ACTION ITEM:
In the text on data processors and data controllers, how large can fines for not complying with GDPR be?

GIVEN TEXT:
——

Data processor vs. data controller

The General Data Protection Regulation (GDPR) was the catalyst for numerous changes in records and information management (RIM) and beyond. The implementation of GDPR sparked a conversation around the roles of the data processor and the data controller. GDPR also encouraged organizations to clearly define these roles, because it applied legal obligations to data processors for the first time.

Especially now that GDPR has affected these roles, organizations need to understand them, their similarities and the differences, and their relationship.

The roles of data processors and data controllers are intimately related. According to Article 4 of the EU GDPR, a data controller is the entity (person, organization, etc.) that determines the why and the how for processing personal data. A data processor, on the other hand, is the entity that actually performs the data processing on the controller's behalf.

Data controller: purpose and means of processing data

One of the reasons the distinction between the roles is so important is compliance. The need for compliance has also caused the roles to evolve since the implementation of GDPR. In most cases, GDPR treats the controller as the main party responsible for consent and governing access. Controllers can make more independent decisions, but they are at fault if something goes awry. In GDPR and other privacy laws, the data controller is most responsible for protecting the privacy of and rights to the data.

According to Article 5 from the EU GDPR, the controller is responsible for the lawfulness, fairness and transparency of information. Data controllers are also required to protect accuracy, storage limitation, and the confidentiality of personal data. This means that data controllers should only choose data processors that comply with GDPR, to avoid fines and penalties.

Though a data controller can process collected data using its own procedures, in some cases a controller will work with a third party or another service to analyze data. For example, a payroll service provider is a third-party data controller because it specifies exactly what to do with payroll.

Consequences of non-compliance to GDPR are significant, with fines of up to 20 million euros or 4% of global turnover (whichever is higher) plus other sanctions.

- PwC

Data processor: maintain a record of activity

It is not always easy to ascertain what counts as a data processor. Data processors typically include places like law firms, doctors' offices and accounting firms. A processor is required to maintain a record of data processing activities. A good rule of thumb is that if an organization must follow data and privacy orders and instructions, then it's a data processor. Organizations that shred or store information may also be on the processor side.

Typically, processors can and should attempt to transfer responsibility associated with data risk to third-party providers. The main way that GDPR has changed the processors' job is to enumerate their duties within the rules and regulations of GDPR — meaning they can also be strictly enforced.

The gray area

Post-GDPR, it's also become evident that some organizations don't fall clearly into one role or the other. Organizations such as courier companies are in the gray area because they aren't analyzing data specific to individuals.

If more than one organization shares the responsibility for the processing of personal information, then there may be a case for joint controllers. Respective responsibilities would have to be clearly defined, and processors would serve as the main point of contact.

Processors and controllers have different roles and responsibilities under GDPR, so it's important that the roles are understood and correctly classified. Identifying how each serves your organization helps protect data and ensure compliance.

——

PROVIDED MATERIAL:
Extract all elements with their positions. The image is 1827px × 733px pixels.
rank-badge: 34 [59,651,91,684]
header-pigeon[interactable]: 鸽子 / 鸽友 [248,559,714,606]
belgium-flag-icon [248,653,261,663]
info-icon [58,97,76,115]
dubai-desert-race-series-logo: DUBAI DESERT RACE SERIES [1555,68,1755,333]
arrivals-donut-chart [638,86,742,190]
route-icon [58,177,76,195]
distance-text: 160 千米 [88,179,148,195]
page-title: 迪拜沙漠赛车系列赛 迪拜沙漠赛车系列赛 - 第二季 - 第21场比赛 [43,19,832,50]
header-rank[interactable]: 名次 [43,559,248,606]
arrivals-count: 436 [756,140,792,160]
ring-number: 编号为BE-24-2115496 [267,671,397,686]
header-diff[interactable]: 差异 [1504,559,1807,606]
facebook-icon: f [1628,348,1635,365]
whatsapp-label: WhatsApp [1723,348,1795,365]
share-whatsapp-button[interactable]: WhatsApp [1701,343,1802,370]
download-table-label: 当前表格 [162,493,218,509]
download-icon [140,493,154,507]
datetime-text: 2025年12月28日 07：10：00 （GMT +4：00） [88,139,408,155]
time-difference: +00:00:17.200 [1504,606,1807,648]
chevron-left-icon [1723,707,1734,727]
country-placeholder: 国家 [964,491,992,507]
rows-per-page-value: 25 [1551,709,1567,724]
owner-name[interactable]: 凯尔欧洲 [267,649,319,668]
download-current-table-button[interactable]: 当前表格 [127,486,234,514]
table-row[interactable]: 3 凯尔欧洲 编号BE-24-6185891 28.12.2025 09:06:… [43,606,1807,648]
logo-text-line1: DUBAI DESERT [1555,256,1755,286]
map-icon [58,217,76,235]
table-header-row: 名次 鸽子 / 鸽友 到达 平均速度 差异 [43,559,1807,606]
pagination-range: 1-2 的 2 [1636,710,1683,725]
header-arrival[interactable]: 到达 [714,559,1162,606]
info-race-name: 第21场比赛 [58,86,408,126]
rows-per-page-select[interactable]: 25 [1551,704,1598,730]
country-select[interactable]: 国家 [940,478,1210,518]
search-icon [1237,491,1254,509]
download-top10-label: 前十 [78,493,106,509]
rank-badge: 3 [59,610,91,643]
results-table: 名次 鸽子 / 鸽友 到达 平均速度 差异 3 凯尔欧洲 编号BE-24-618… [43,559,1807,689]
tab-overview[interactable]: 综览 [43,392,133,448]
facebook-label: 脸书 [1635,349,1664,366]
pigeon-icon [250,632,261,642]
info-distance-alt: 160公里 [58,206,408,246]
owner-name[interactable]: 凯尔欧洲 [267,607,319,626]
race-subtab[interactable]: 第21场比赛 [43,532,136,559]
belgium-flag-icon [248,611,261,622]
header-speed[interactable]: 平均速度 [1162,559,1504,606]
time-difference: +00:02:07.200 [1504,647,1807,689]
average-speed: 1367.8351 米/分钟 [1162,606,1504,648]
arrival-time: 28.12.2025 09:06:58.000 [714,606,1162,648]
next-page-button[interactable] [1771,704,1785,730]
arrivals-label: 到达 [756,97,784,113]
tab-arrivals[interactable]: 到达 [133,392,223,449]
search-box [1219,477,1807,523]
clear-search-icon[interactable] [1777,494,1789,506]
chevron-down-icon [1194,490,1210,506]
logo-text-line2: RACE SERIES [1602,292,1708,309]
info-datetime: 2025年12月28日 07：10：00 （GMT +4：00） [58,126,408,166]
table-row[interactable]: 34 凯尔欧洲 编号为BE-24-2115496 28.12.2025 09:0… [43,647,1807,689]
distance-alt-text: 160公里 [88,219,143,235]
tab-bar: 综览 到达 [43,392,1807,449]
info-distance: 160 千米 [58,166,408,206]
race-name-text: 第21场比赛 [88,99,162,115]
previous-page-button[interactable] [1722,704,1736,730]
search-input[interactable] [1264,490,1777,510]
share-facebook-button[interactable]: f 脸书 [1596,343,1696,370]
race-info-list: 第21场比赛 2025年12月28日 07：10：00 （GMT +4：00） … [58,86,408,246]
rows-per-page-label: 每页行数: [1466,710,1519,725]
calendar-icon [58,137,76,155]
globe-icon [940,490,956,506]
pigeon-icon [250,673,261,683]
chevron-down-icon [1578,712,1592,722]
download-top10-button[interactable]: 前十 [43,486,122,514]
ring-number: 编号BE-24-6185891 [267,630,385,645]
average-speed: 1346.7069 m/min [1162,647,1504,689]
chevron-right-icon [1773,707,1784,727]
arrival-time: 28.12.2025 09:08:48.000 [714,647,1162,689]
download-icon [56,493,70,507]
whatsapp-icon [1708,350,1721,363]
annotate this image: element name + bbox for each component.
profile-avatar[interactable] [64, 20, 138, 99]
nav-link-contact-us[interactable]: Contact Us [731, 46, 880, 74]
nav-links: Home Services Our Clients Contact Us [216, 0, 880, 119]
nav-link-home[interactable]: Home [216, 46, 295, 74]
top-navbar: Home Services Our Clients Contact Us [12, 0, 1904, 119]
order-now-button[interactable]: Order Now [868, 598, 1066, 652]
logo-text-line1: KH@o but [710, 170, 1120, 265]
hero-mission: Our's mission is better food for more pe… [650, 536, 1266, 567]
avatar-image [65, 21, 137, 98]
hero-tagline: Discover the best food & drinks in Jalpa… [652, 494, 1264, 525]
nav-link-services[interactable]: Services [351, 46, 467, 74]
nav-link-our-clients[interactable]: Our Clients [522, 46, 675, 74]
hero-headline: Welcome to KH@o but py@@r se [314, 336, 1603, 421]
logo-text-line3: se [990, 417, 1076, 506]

——

PROBLEM SOLUTION:
Fines can reach 20 million euros or 4% of global turnover, whichever is higher, plus other sanctions.